§ **DIRECTIONS FOR THIS TASK**
Where a line holds the string "субсидии", return that line.

Data excerpts:
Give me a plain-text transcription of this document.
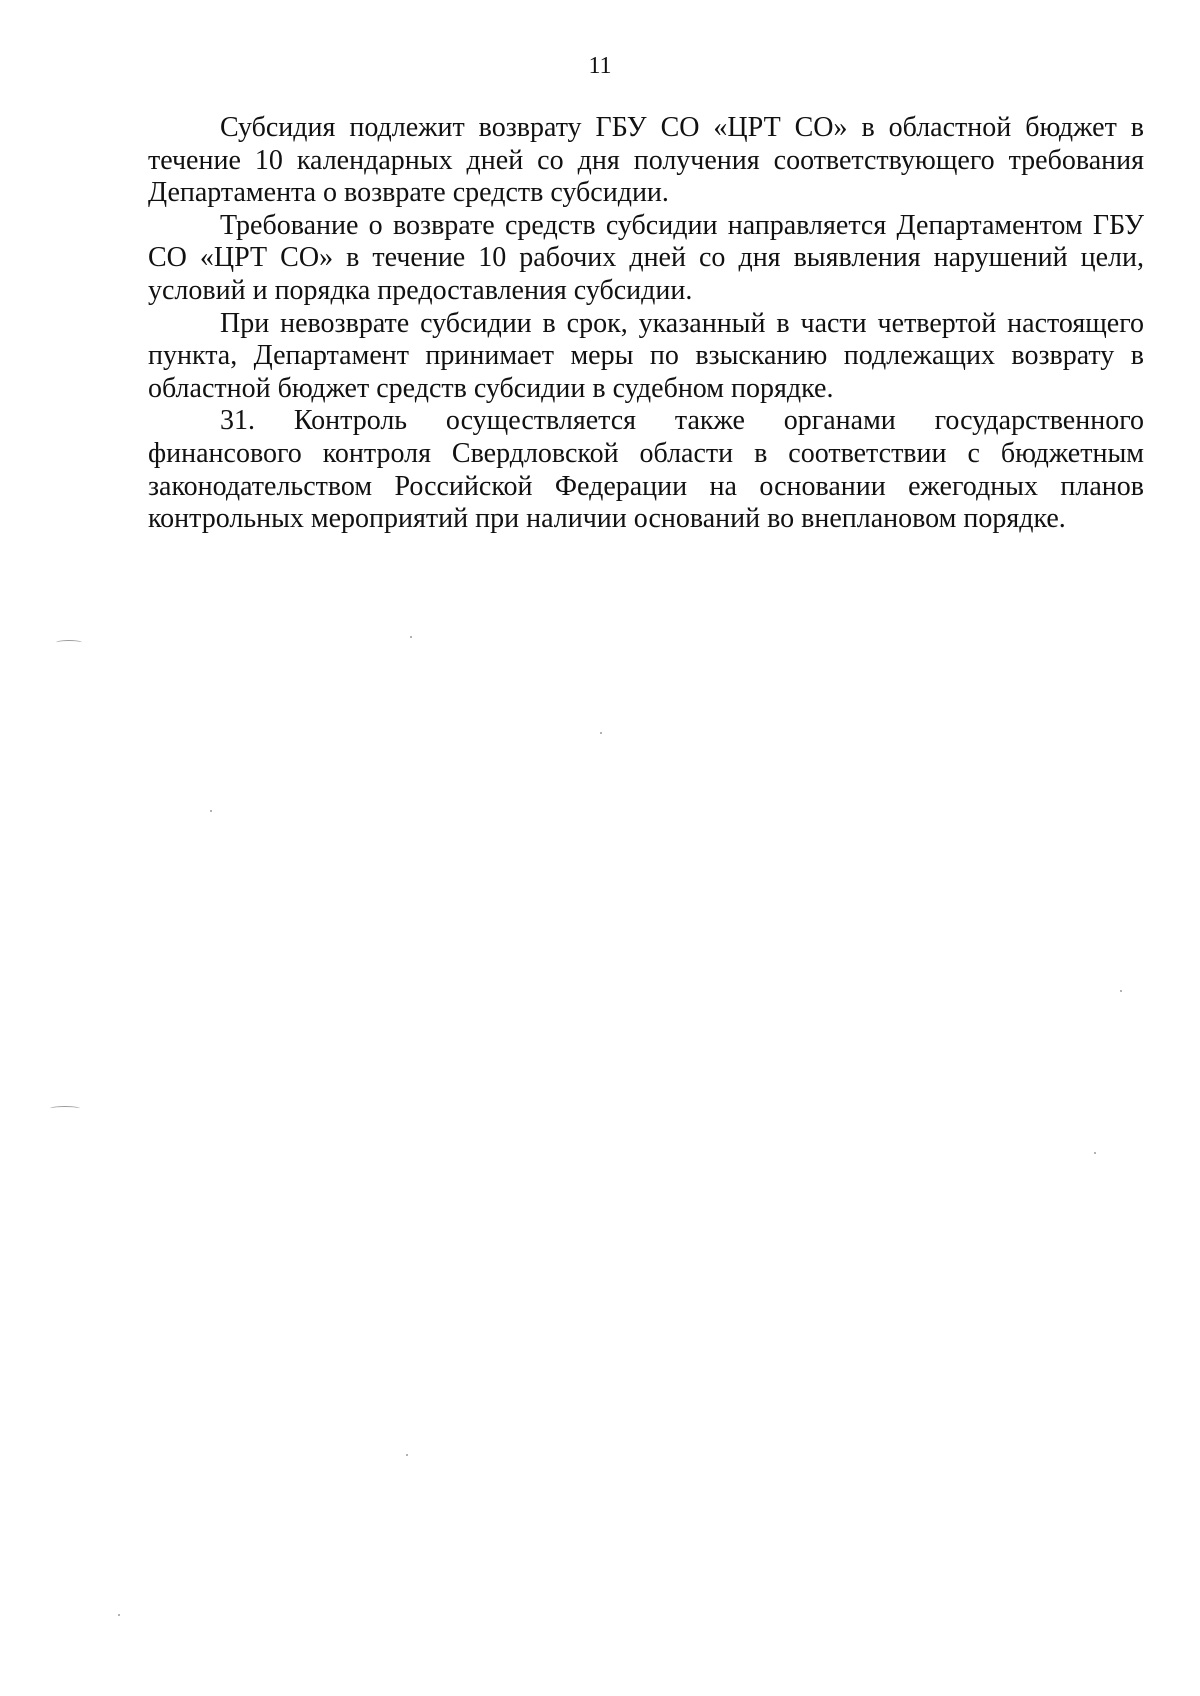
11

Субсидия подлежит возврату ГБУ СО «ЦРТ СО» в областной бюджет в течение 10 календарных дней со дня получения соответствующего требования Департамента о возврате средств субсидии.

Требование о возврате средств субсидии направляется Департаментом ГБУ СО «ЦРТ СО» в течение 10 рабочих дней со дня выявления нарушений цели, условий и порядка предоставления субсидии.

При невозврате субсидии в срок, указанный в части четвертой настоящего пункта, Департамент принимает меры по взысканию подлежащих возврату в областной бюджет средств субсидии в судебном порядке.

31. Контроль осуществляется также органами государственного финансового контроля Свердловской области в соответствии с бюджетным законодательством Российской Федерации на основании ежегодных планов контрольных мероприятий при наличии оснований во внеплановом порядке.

* * *

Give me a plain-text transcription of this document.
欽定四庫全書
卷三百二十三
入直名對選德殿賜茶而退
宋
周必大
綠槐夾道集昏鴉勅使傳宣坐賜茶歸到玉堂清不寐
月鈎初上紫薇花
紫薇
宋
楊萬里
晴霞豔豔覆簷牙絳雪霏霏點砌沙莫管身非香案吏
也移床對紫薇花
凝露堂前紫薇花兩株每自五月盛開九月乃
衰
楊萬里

§ **RESPONSE FOR THIS EXERCISE**
Субсидия подлежит возврату ГБУ СО «ЦРТ СО» в областной бюджет в течение 10 календарных дней со дня получения соответствующего требования Департамента о возврате средств субсидии.
Требование о возврате средств субсидии направляется Департаментом ГБУ СО «ЦРТ СО» в течение 10 рабочих дней со дня выявления нарушений цели, условий и порядка предоставления субсидии.
При невозврате субсидии в срок, указанный в части четвертой настоящего пункта, Департамент принимает меры по взысканию подлежащих возврату в областной бюджет средств субсидии в судебном порядке.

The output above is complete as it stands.